Exercise details. Wherever "JSON" appears in a line, list that line.

Supplied data.
┌────────
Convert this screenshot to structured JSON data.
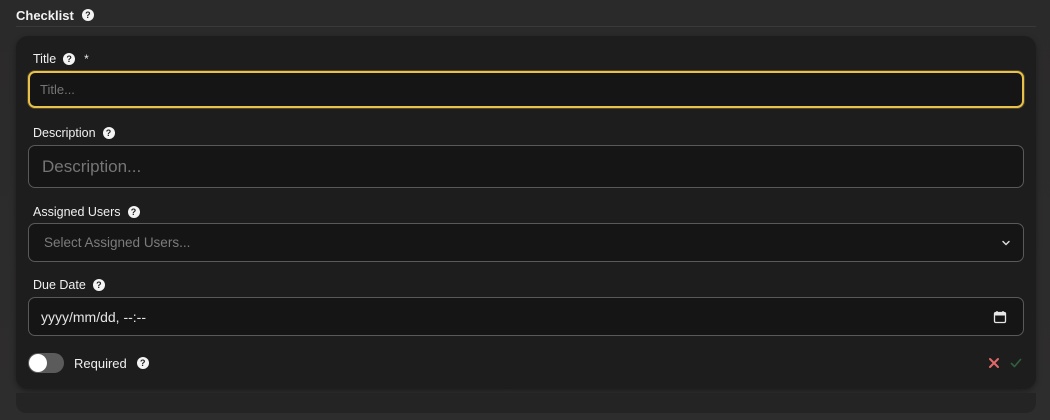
{
  "section": {
    "title": "Checklist",
    "help_icon": "help-icon"
  },
  "fields": {
    "title": {
      "label": "Title",
      "required_mark": "*",
      "placeholder": "Title..."
    },
    "description": {
      "label": "Description",
      "placeholder": "Description..."
    },
    "assigned_users": {
      "label": "Assigned Users",
      "placeholder": "Select Assigned Users..."
    },
    "due_date": {
      "label": "Due Date",
      "value": "yyyy/mm/dd, --:--"
    }
  },
  "required_toggle": {
    "label": "Required",
    "checked": false
  },
  "actions": {
    "cancel_icon": "close-icon",
    "confirm_icon": "check-icon"
  },
  "colors": {
    "accent_focus": "#e8c14a",
    "cancel": "#e36a6a",
    "confirm": "#2f5f3e",
    "panel": "#1e1d1d"
  }
}
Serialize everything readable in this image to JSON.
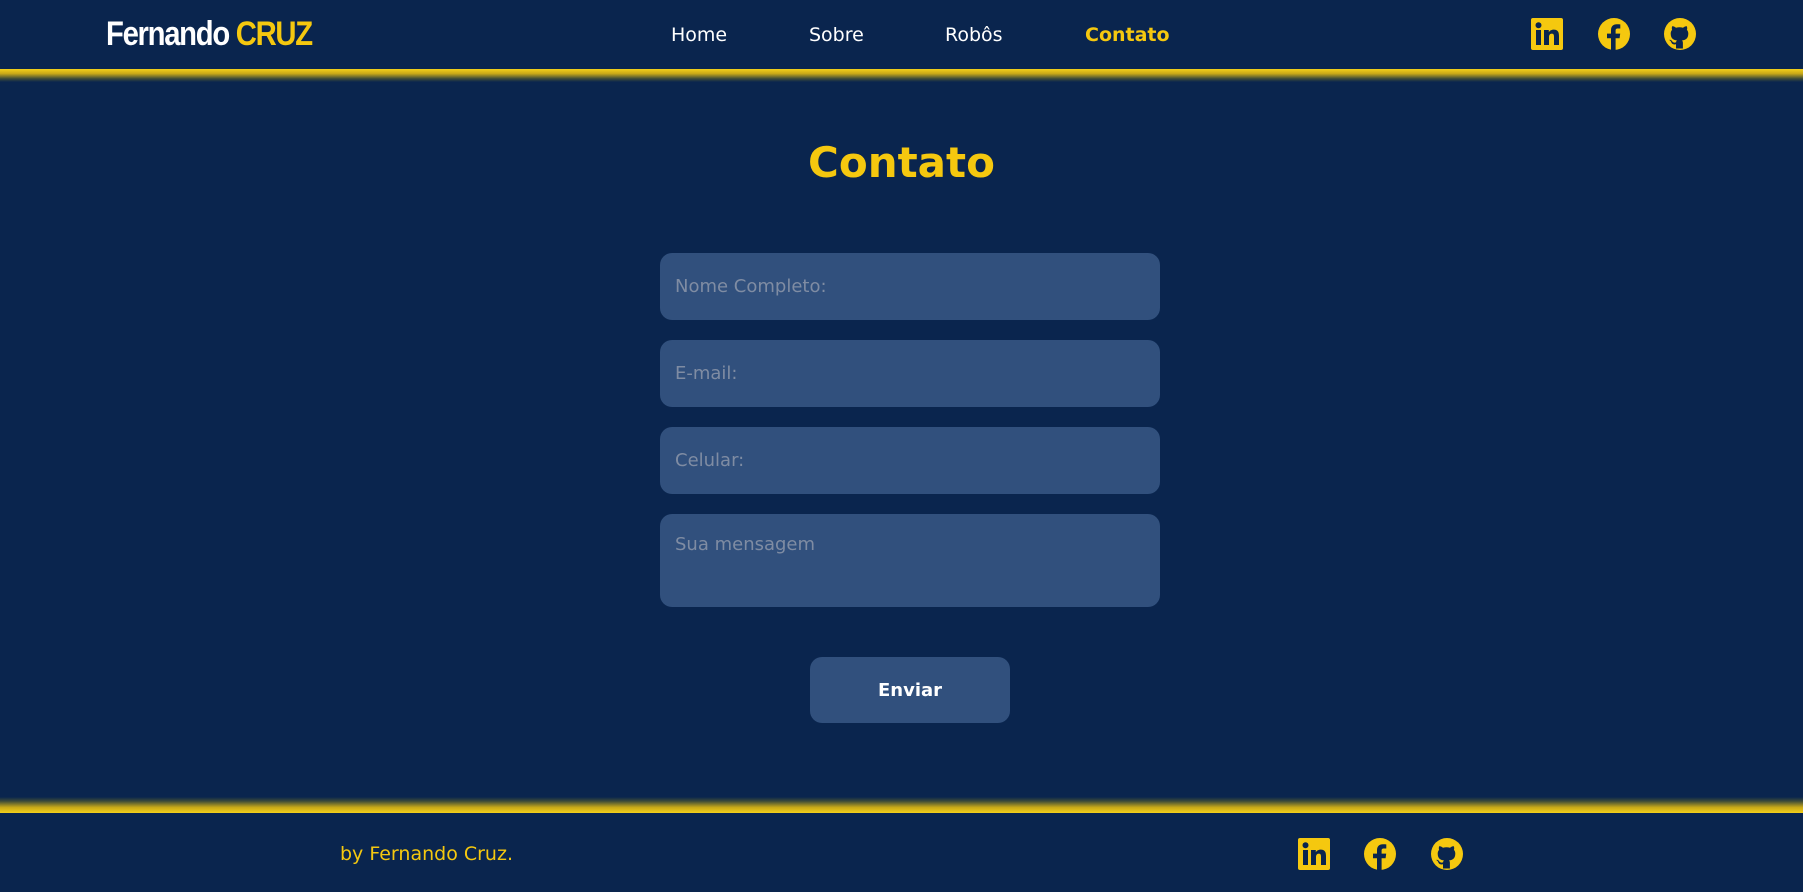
└────────
Problem solution.
Convert this screenshot to structured JSON data.
Serialize everything readable in this image to JSON.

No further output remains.